• [Stated problem]: Using the records below, report how many lines hold "were", with no extra text.

• [Information given]:
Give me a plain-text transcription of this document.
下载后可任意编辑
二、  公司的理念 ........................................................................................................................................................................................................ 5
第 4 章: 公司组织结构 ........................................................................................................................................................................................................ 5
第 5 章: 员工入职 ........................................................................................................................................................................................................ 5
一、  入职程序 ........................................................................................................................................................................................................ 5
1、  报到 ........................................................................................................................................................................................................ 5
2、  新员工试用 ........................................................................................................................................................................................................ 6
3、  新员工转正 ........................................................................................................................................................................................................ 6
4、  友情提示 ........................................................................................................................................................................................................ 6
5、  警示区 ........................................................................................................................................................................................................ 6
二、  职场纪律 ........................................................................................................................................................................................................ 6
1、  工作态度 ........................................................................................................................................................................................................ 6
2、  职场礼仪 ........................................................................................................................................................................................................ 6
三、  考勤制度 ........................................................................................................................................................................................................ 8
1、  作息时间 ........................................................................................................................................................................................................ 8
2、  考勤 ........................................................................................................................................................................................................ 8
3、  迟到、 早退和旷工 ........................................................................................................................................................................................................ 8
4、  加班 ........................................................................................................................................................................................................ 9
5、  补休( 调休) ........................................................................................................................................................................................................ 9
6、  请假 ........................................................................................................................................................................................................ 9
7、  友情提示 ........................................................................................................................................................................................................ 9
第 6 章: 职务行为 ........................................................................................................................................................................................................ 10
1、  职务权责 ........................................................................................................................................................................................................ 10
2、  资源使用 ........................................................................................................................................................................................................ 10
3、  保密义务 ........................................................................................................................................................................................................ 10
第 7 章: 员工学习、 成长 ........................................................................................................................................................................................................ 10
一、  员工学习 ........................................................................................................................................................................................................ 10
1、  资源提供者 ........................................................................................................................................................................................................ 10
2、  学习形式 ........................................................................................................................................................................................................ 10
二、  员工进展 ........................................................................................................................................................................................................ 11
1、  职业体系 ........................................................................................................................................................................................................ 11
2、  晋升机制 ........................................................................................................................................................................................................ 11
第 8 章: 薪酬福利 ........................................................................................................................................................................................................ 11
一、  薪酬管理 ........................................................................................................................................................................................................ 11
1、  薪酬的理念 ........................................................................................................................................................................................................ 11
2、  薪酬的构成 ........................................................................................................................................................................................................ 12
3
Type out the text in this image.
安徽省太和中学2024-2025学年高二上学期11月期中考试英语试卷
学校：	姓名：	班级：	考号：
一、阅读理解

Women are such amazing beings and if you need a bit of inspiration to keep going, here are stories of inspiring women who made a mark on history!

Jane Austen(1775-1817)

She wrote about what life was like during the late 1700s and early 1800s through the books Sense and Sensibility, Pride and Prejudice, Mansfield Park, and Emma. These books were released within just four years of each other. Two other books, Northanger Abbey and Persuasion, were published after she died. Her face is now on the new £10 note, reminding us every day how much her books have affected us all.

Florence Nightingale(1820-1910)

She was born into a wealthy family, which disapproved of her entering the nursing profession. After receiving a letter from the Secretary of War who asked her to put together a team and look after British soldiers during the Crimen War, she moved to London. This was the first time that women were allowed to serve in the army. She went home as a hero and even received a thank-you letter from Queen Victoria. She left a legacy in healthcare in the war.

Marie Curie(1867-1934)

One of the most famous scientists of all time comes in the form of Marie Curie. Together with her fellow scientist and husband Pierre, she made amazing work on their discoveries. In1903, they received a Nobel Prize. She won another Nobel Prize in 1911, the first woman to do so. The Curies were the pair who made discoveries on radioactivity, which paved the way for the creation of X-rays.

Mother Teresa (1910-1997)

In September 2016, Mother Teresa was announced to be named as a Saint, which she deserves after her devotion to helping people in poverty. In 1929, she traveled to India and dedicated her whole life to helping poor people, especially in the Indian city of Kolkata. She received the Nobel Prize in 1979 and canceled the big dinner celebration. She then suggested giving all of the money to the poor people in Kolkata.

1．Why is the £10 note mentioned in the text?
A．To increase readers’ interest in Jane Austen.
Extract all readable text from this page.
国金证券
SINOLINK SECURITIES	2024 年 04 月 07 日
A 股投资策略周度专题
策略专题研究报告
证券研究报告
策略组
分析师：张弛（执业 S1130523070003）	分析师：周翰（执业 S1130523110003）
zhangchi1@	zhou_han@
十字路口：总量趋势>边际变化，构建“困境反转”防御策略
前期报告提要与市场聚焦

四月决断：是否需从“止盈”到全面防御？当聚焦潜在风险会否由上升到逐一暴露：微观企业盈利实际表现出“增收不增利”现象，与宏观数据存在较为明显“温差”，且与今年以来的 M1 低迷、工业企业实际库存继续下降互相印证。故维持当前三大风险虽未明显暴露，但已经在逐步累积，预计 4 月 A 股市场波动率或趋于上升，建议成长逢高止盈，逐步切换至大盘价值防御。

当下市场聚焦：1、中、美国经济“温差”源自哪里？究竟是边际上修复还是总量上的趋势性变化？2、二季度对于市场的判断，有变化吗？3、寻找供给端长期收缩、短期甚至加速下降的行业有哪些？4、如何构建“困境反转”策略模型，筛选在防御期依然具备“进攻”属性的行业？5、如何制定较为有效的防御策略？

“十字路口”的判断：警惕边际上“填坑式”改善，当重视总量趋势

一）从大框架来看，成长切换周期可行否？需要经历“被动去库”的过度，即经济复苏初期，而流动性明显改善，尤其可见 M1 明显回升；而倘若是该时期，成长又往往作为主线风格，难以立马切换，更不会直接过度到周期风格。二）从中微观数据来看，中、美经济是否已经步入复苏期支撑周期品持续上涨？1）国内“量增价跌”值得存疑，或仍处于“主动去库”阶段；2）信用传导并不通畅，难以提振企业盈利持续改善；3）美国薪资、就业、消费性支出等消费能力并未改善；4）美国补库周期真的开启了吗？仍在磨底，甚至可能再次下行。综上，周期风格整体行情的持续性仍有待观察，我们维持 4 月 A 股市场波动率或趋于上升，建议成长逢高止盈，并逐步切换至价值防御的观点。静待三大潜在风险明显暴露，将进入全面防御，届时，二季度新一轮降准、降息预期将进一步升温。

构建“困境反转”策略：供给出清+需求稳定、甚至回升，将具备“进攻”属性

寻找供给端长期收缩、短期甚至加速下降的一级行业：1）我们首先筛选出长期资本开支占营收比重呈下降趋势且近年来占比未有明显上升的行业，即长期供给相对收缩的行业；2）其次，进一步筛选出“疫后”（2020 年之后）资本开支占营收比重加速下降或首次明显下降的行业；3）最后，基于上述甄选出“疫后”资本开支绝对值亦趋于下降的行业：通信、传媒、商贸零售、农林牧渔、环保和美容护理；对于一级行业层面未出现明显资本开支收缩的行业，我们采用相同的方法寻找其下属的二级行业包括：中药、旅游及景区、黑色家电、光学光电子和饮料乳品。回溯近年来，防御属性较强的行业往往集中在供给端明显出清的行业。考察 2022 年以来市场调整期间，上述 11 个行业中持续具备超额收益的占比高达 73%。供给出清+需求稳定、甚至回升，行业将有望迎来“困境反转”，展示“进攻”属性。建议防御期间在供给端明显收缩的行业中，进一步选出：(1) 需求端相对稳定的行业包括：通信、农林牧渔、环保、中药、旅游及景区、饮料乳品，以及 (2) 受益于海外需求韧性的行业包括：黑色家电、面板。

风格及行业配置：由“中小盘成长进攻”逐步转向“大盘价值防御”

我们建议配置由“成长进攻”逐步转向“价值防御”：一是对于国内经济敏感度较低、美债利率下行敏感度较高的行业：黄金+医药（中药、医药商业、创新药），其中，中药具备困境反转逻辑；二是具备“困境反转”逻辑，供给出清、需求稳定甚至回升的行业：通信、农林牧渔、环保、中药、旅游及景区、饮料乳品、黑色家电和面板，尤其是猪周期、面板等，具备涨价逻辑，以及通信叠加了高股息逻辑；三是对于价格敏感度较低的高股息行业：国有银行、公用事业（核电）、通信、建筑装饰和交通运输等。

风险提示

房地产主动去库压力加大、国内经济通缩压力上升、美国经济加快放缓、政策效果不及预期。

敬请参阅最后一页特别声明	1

• [Final answer]: 3